■ What to work on: Copy every line of the records below where the word "Número" occurs.

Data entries
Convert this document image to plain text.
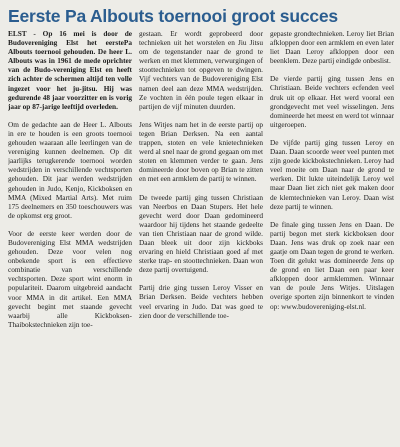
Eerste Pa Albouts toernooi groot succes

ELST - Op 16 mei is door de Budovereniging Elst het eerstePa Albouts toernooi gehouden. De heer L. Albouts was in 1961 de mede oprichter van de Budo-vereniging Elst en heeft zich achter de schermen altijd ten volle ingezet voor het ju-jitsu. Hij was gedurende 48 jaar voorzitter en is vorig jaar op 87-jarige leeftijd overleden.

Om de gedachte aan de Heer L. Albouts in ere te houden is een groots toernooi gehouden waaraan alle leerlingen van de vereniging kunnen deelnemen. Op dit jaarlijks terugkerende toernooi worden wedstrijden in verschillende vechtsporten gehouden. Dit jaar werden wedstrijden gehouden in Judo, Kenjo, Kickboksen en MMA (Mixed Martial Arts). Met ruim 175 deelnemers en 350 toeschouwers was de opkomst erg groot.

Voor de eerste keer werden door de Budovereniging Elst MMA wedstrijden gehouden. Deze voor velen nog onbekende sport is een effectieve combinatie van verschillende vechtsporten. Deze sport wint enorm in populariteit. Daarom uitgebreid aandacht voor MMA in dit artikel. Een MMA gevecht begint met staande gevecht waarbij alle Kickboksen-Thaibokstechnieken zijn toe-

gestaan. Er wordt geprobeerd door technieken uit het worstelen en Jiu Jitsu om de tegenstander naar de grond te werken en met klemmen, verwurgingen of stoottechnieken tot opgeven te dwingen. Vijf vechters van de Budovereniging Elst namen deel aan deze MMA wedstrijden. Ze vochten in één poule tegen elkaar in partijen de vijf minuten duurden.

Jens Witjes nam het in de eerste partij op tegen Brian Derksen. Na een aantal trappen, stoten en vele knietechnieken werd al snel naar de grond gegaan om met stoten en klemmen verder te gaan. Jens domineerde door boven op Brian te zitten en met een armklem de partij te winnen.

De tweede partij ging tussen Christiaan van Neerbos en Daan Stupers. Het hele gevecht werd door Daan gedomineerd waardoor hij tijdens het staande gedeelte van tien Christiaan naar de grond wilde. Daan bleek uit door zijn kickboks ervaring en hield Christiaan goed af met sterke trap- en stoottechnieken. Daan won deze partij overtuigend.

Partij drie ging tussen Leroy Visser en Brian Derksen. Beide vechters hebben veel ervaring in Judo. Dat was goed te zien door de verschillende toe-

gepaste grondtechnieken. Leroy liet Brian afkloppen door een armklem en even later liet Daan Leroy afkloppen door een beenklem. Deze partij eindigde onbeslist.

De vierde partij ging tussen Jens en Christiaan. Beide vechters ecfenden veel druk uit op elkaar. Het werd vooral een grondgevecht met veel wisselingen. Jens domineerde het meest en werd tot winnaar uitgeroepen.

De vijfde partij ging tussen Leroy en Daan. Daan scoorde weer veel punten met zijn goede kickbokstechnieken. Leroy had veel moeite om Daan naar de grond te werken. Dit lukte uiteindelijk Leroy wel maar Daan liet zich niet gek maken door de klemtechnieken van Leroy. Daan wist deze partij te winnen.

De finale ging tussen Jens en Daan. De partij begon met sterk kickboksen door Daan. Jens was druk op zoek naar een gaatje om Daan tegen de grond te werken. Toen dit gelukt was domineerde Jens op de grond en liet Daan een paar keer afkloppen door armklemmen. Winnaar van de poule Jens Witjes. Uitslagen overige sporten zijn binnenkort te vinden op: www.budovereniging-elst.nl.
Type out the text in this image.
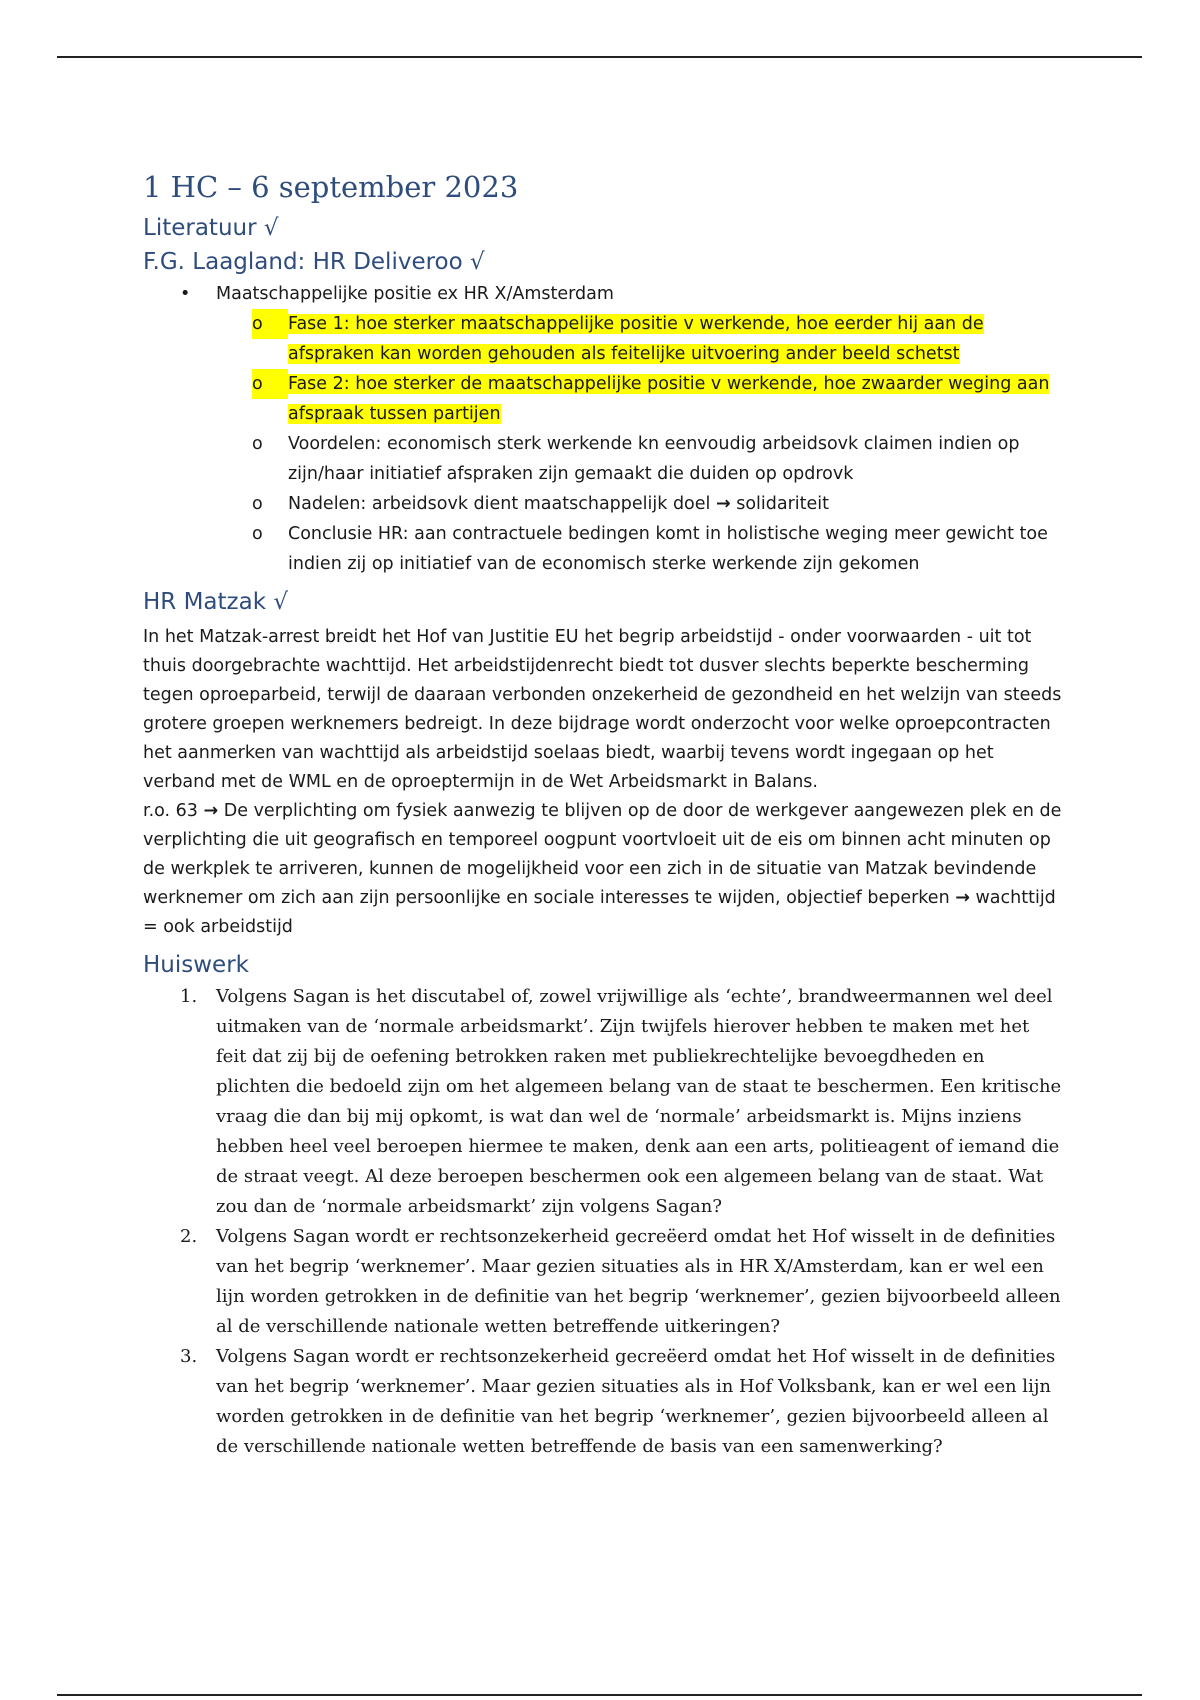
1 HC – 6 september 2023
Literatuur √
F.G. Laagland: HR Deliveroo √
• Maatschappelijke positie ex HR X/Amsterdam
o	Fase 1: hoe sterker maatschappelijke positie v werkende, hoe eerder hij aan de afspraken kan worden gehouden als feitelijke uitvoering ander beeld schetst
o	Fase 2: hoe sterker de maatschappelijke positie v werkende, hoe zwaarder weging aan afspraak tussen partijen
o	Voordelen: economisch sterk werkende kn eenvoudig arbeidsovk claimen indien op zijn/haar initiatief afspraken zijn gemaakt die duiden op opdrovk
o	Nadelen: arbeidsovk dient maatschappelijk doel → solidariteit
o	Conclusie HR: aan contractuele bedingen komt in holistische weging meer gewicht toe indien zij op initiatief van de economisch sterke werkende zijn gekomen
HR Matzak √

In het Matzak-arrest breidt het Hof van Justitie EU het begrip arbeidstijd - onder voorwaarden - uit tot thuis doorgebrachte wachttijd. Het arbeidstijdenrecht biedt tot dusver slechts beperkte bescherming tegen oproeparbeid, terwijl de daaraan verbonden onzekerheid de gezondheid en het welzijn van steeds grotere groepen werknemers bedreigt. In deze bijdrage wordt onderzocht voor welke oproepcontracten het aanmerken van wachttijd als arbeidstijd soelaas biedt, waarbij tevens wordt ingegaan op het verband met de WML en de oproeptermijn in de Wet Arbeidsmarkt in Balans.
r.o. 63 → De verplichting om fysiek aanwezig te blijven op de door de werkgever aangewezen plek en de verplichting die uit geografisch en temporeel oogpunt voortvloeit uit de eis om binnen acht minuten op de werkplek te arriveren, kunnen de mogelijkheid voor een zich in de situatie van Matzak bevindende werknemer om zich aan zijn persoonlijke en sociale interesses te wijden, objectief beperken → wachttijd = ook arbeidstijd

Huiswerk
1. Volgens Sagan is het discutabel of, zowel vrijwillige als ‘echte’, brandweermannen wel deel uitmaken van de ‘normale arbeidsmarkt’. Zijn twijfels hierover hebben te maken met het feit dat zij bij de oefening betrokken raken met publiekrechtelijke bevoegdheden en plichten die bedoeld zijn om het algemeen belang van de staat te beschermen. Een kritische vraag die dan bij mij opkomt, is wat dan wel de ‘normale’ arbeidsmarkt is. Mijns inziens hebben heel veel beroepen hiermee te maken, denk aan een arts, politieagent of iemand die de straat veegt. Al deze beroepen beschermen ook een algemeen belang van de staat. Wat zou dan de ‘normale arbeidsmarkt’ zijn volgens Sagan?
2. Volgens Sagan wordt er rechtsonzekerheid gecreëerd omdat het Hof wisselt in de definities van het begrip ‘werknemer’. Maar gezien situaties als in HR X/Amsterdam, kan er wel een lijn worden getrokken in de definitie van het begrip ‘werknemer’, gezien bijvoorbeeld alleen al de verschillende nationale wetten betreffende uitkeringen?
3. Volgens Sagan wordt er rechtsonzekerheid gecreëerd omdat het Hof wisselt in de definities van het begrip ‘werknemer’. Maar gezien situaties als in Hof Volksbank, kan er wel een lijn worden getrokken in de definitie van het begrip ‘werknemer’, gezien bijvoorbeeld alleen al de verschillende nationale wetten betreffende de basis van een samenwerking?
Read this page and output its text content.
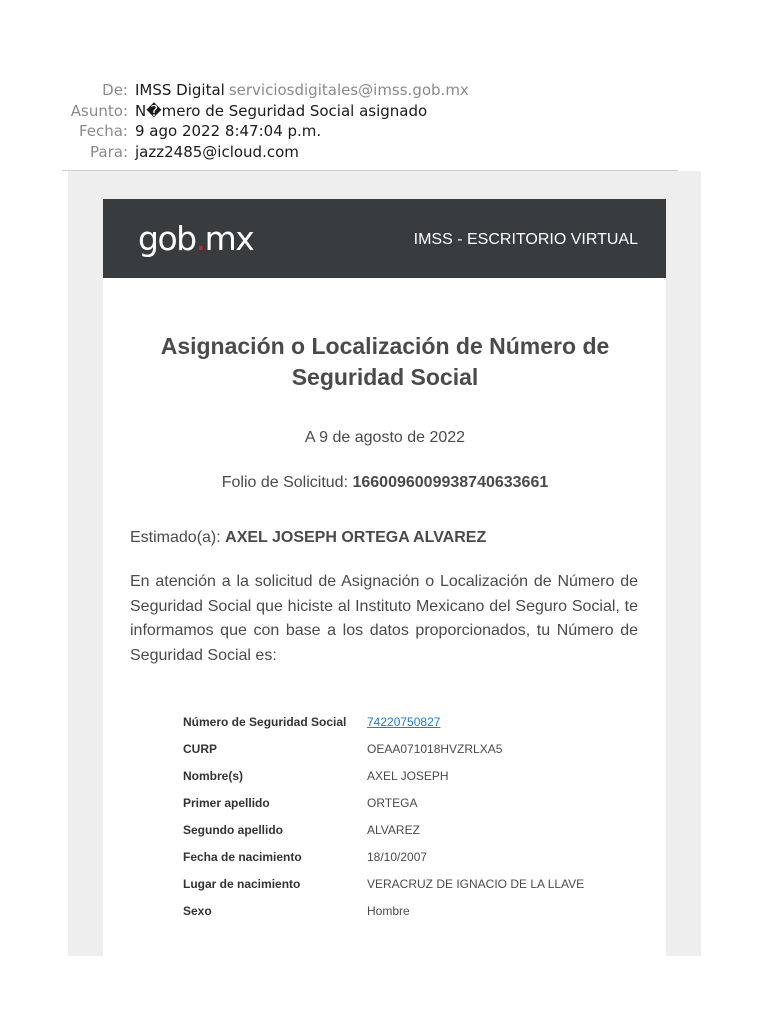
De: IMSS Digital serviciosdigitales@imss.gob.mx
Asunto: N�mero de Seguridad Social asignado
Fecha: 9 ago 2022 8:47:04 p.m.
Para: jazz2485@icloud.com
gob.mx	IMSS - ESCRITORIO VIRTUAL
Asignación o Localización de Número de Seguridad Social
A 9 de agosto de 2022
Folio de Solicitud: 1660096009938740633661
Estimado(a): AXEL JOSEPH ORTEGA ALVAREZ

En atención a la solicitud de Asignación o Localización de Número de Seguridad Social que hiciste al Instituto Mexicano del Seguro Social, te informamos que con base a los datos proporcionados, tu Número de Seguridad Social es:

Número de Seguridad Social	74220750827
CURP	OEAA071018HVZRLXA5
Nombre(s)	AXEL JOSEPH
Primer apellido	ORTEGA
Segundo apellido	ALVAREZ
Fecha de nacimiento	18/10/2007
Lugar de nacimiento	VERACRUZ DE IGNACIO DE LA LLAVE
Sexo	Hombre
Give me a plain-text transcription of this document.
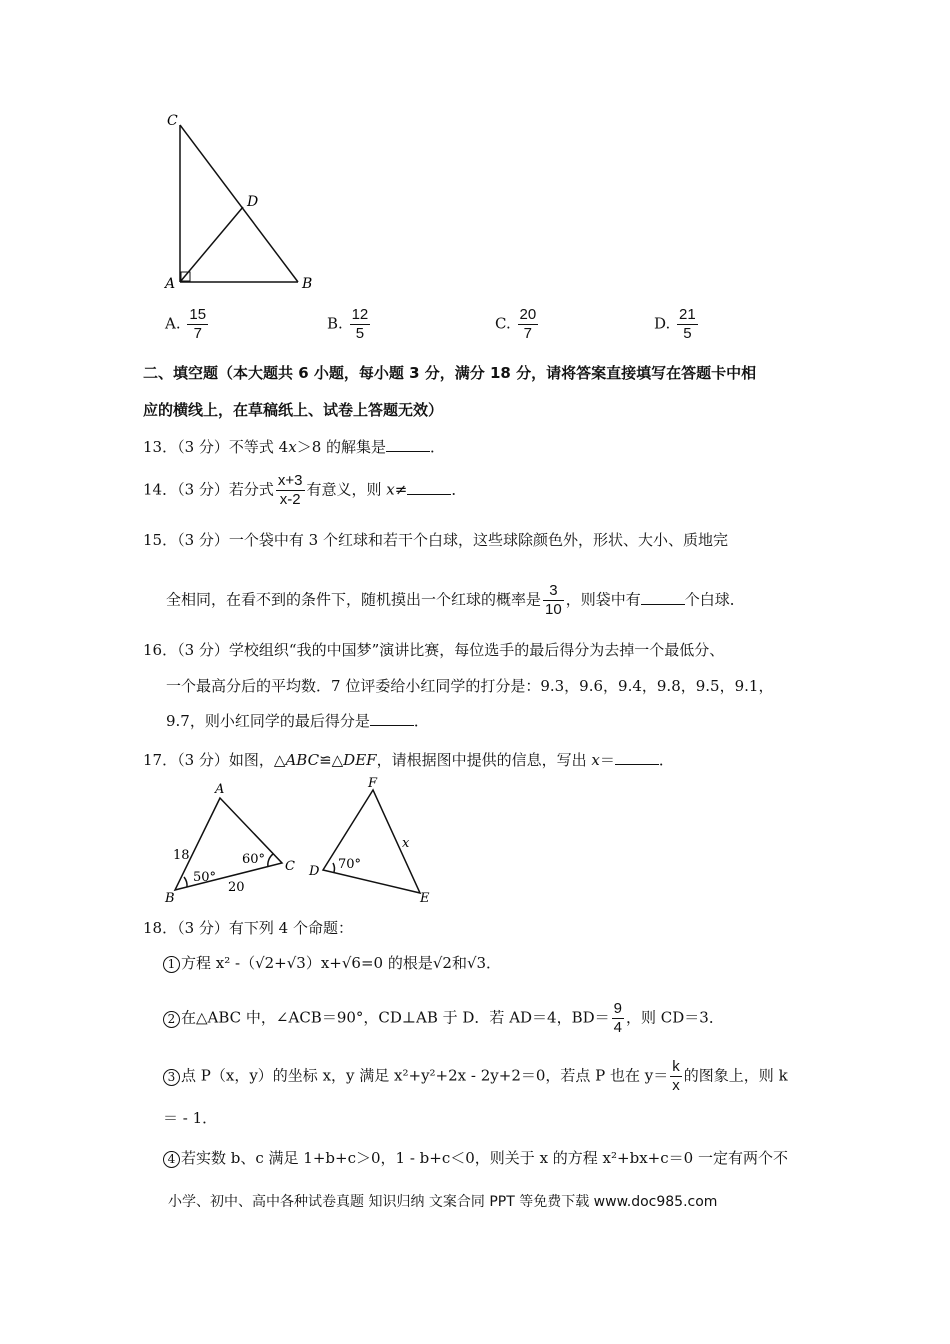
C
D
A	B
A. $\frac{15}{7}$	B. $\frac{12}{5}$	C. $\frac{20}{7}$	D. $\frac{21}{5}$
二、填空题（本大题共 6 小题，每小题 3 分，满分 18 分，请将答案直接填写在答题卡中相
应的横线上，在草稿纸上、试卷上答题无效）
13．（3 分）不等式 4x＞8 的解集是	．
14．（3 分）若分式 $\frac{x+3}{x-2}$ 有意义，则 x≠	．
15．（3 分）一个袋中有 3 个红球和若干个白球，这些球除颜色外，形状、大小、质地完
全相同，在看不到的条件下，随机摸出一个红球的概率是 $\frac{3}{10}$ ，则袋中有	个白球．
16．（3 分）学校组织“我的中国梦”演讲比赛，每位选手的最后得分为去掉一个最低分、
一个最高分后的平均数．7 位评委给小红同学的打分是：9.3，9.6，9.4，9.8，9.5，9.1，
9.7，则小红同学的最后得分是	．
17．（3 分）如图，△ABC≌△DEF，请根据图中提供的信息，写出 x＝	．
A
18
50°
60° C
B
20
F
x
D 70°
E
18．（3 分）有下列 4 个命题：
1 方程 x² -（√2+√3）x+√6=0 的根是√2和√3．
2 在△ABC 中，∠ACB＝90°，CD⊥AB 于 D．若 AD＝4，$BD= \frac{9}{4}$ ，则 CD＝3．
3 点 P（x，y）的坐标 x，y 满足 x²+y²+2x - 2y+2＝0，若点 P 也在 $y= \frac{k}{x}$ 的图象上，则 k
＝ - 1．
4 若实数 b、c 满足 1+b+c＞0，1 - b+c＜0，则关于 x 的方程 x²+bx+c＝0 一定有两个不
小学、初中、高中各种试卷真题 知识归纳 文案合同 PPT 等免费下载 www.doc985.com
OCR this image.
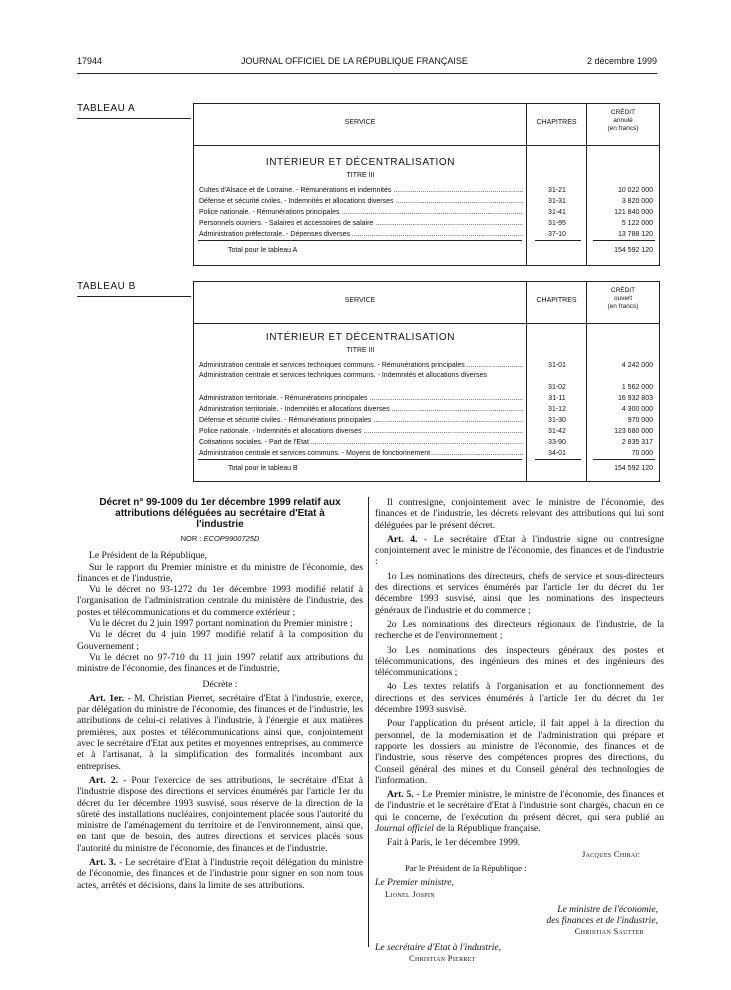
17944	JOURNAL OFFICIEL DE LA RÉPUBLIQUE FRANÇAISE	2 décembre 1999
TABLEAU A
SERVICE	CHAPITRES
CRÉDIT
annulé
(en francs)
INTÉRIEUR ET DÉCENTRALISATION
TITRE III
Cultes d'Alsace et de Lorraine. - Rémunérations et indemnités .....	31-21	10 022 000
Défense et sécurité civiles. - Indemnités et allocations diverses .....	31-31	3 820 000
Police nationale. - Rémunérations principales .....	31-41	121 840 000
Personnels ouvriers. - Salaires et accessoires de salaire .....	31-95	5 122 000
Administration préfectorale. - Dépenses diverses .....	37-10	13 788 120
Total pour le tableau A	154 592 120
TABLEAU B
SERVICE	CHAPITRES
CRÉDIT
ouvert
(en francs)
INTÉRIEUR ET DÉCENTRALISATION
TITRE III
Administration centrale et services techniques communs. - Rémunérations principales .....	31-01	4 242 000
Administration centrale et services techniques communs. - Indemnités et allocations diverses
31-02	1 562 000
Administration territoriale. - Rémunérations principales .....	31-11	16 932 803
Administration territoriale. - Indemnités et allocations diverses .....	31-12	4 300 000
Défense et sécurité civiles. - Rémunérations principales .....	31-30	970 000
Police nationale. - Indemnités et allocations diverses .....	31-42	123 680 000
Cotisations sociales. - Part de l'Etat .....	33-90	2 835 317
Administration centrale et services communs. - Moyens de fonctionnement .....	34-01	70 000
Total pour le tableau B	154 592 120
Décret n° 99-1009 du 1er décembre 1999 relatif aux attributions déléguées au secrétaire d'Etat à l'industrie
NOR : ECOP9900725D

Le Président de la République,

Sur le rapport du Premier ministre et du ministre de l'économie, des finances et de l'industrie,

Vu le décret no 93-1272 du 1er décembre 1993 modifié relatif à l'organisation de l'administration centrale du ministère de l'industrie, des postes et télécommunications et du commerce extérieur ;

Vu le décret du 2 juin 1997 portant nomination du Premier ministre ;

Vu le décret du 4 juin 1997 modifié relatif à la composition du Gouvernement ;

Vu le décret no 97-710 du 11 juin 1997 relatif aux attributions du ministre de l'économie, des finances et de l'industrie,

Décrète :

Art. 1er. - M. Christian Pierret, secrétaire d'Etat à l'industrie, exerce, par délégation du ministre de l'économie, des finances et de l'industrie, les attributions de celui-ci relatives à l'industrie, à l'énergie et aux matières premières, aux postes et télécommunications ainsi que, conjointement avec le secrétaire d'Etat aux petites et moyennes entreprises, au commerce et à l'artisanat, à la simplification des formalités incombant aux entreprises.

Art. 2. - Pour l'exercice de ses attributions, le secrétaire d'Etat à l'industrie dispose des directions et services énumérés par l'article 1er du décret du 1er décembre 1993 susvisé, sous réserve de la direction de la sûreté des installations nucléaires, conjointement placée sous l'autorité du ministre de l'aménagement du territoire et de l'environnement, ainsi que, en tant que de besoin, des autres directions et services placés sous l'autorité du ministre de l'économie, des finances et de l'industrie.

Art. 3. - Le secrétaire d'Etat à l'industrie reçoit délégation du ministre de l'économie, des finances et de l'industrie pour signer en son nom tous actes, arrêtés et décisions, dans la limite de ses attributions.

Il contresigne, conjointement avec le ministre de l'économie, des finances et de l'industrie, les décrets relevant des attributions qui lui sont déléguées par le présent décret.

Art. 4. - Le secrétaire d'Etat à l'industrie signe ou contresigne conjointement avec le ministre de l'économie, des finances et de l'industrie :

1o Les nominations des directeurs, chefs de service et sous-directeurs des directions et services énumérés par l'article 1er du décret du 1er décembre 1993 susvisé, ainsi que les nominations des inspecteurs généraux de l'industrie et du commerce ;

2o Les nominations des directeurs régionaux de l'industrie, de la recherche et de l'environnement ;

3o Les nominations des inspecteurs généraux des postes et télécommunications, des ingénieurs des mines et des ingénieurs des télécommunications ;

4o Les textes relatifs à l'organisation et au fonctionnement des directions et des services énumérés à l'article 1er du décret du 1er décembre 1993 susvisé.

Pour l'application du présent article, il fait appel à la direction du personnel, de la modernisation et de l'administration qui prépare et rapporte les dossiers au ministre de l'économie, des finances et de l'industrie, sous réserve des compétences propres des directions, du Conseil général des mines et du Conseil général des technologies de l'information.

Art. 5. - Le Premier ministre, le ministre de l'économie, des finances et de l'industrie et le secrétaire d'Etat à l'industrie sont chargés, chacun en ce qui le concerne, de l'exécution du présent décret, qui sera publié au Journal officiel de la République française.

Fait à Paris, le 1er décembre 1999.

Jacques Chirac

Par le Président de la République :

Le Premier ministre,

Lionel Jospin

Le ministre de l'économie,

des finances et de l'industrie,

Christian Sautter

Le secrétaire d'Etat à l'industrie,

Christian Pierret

■ Solution for this problem:
Asignación o Localización de Número de Seguridad Social
En atención a la solicitud de Asignación o Localización de Número de Seguridad Social que hiciste al Instituto Mexicano del Seguro Social, te informamos que con base a los datos proporcionados, tu Número de Seguridad Social es:
Número de Seguridad Social	74220750827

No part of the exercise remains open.